• [PROBLEM STATEMENT] All of the entries need to be written out again, exactly as they are.
* START INPUT *
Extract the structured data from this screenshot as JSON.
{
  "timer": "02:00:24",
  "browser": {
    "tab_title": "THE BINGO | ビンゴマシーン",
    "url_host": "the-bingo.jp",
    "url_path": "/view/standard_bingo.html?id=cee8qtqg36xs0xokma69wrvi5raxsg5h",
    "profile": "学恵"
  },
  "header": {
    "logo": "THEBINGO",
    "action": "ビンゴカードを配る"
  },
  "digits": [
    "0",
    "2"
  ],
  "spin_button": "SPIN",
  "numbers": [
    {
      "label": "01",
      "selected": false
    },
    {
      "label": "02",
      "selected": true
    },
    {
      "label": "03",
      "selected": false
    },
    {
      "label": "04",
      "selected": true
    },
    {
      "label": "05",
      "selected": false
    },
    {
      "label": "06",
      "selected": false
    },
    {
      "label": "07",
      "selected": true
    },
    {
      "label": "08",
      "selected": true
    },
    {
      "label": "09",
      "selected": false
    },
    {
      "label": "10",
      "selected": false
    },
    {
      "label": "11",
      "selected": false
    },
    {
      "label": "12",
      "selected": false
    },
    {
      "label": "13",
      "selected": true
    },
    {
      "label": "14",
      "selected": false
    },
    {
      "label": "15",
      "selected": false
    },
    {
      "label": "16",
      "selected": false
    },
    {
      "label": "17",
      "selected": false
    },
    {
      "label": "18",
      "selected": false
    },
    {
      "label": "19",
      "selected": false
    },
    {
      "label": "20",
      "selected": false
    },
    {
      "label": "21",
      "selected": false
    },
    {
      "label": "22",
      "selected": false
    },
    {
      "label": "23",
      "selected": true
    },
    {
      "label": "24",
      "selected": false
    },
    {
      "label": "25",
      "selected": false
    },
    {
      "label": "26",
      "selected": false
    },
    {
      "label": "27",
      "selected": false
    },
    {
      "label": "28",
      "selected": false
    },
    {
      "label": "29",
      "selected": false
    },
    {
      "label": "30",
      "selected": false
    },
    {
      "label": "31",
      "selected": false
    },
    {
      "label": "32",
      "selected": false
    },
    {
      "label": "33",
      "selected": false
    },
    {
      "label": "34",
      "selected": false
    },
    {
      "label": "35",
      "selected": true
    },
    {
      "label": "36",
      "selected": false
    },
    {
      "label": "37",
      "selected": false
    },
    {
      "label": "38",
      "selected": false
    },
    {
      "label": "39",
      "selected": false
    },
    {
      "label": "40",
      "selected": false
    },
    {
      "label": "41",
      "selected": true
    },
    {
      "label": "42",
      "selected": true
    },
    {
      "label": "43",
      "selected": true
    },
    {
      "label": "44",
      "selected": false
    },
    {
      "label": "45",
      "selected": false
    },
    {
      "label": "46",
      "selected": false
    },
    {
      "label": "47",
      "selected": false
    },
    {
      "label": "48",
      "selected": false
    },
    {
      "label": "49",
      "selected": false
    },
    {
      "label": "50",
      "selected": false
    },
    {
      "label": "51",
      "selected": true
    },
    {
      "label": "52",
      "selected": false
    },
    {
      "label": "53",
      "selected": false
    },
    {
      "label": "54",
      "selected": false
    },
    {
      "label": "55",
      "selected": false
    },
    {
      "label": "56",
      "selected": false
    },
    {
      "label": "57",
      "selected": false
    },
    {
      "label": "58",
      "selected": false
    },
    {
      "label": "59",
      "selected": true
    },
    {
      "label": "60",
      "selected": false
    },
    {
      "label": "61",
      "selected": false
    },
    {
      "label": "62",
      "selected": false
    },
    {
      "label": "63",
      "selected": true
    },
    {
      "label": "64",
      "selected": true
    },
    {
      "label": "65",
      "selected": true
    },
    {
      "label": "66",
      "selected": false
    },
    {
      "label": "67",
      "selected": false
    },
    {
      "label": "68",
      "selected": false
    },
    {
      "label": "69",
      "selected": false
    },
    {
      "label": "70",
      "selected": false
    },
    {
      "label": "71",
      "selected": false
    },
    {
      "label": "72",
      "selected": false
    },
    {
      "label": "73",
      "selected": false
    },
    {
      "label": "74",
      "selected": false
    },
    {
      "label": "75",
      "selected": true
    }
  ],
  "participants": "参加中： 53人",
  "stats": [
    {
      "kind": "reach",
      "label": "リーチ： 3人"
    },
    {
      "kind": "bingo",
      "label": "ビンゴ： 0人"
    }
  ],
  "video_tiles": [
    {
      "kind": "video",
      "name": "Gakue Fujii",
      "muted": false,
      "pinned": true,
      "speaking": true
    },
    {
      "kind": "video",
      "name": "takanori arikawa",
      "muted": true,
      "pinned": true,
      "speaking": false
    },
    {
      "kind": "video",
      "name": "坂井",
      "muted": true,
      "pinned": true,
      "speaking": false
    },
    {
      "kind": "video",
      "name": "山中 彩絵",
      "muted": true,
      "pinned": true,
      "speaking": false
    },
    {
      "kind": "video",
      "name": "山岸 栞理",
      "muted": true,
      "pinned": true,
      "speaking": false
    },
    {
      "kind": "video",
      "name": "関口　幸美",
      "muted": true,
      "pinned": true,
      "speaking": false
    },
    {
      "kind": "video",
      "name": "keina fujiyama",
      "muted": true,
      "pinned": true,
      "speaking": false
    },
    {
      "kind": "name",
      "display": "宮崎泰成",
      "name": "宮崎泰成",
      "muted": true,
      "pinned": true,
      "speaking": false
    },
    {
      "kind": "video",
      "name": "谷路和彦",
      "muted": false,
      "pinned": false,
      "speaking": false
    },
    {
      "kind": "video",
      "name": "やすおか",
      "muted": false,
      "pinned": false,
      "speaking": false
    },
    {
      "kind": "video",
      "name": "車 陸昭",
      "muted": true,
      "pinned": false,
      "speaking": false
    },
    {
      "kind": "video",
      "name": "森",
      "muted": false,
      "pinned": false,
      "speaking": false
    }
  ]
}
* END INPUT *
• [SOLUTION FOR THIS TASK]
Extract the structured data from this screenshot as JSON.
{
  "timer": "02:00:24",
  "browser": {
    "tab_title": "THE BINGO | ビンゴマシーン",
    "url_host": "the-bingo.jp",
    "url_path": "/view/standard_bingo.html?id=cee8qtqg36xs0xokma69wrvi5raxsg5h",
    "profile": "学恵"
  },
  "header": {
    "logo": "THEBINGO",
    "action": "ビンゴカードを配る"
  },
  "digits": [
    "0",
    "2"
  ],
  "spin_button": "SPIN",
  "numbers": [
    {
      "label": "01",
      "selected": false
    },
    {
      "label": "02",
      "selected": true
    },
    {
      "label": "03",
      "selected": false
    },
    {
      "label": "04",
      "selected": true
    },
    {
      "label": "05",
      "selected": false
    },
    {
      "label": "06",
      "selected": false
    },
    {
      "label": "07",
      "selected": true
    },
    {
      "label": "08",
      "selected": true
    },
    {
      "label": "09",
      "selected": false
    },
    {
      "label": "10",
      "selected": false
    },
    {
      "label": "11",
      "selected": false
    },
    {
      "label": "12",
      "selected": false
    },
    {
      "label": "13",
      "selected": true
    },
    {
      "label": "14",
      "selected": false
    },
    {
      "label": "15",
      "selected": false
    },
    {
      "label": "16",
      "selected": false
    },
    {
      "label": "17",
      "selected": false
    },
    {
      "label": "18",
      "selected": false
    },
    {
      "label": "19",
      "selected": false
    },
    {
      "label": "20",
      "selected": false
    },
    {
      "label": "21",
      "selected": false
    },
    {
      "label": "22",
      "selected": false
    },
    {
      "label": "23",
      "selected": true
    },
    {
      "label": "24",
      "selected": false
    },
    {
      "label": "25",
      "selected": false
    },
    {
      "label": "26",
      "selected": false
    },
    {
      "label": "27",
      "selected": false
    },
    {
      "label": "28",
      "selected": false
    },
    {
      "label": "29",
      "selected": false
    },
    {
      "label": "30",
      "selected": false
    },
    {
      "label": "31",
      "selected": false
    },
    {
      "label": "32",
      "selected": false
    },
    {
      "label": "33",
      "selected": false
    },
    {
      "label": "34",
      "selected": false
    },
    {
      "label": "35",
      "selected": true
    },
    {
      "label": "36",
      "selected": false
    },
    {
      "label": "37",
      "selected": false
    },
    {
      "label": "38",
      "selected": false
    },
    {
      "label": "39",
      "selected": false
    },
    {
      "label": "40",
      "selected": false
    },
    {
      "label": "41",
      "selected": true
    },
    {
      "label": "42",
      "selected": true
    },
    {
      "label": "43",
      "selected": true
    },
    {
      "label": "44",
      "selected": false
    },
    {
      "label": "45",
      "selected": false
    },
    {
      "label": "46",
      "selected": false
    },
    {
      "label": "47",
      "selected": false
    },
    {
      "label": "48",
      "selected": false
    },
    {
      "label": "49",
      "selected": false
    },
    {
      "label": "50",
      "selected": false
    },
    {
      "label": "51",
      "selected": true
    },
    {
      "label": "52",
      "selected": false
    },
    {
      "label": "53",
      "selected": false
    },
    {
      "label": "54",
      "selected": false
    },
    {
      "label": "55",
      "selected": false
    },
    {
      "label": "56",
      "selected": false
    },
    {
      "label": "57",
      "selected": false
    },
    {
      "label": "58",
      "selected": false
    },
    {
      "label": "59",
      "selected": true
    },
    {
      "label": "60",
      "selected": false
    },
    {
      "label": "61",
      "selected": false
    },
    {
      "label": "62",
      "selected": false
    },
    {
      "label": "63",
      "selected": true
    },
    {
      "label": "64",
      "selected": true
    },
    {
      "label": "65",
      "selected": true
    },
    {
      "label": "66",
      "selected": false
    },
    {
      "label": "67",
      "selected": false
    },
    {
      "label": "68",
      "selected": false
    },
    {
      "label": "69",
      "selected": false
    },
    {
      "label": "70",
      "selected": false
    },
    {
      "label": "71",
      "selected": false
    },
    {
      "label": "72",
      "selected": false
    },
    {
      "label": "73",
      "selected": false
    },
    {
      "label": "74",
      "selected": false
    },
    {
      "label": "75",
      "selected": true
    }
  ],
  "participants": "参加中： 53人",
  "stats": [
    {
      "kind": "reach",
      "label": "リーチ： 3人"
    },
    {
      "kind": "bingo",
      "label": "ビンゴ： 0人"
    }
  ],
  "video_tiles": [
    {
      "kind": "video",
      "name": "Gakue Fujii",
      "muted": false,
      "pinned": true,
      "speaking": true
    },
    {
      "kind": "video",
      "name": "takanori arikawa",
      "muted": true,
      "pinned": true,
      "speaking": false
    },
    {
      "kind": "video",
      "name": "坂井",
      "muted": true,
      "pinned": true,
      "speaking": false
    },
    {
      "kind": "video",
      "name": "山中 彩絵",
      "muted": true,
      "pinned": true,
      "speaking": false
    },
    {
      "kind": "video",
      "name": "山岸 栞理",
      "muted": true,
      "pinned": true,
      "speaking": false
    },
    {
      "kind": "video",
      "name": "関口　幸美",
      "muted": true,
      "pinned": true,
      "speaking": false
    },
    {
      "kind": "video",
      "name": "keina fujiyama",
      "muted": true,
      "pinned": true,
      "speaking": false
    },
    {
      "kind": "name",
      "display": "宮崎泰成",
      "name": "宮崎泰成",
      "muted": true,
      "pinned": true,
      "speaking": false
    },
    {
      "kind": "video",
      "name": "谷路和彦",
      "muted": false,
      "pinned": false,
      "speaking": false
    },
    {
      "kind": "video",
      "name": "やすおか",
      "muted": false,
      "pinned": false,
      "speaking": false
    },
    {
      "kind": "video",
      "name": "車 陸昭",
      "muted": true,
      "pinned": false,
      "speaking": false
    },
    {
      "kind": "video",
      "name": "森",
      "muted": false,
      "pinned": false,
      "speaking": false
    }
  ]
}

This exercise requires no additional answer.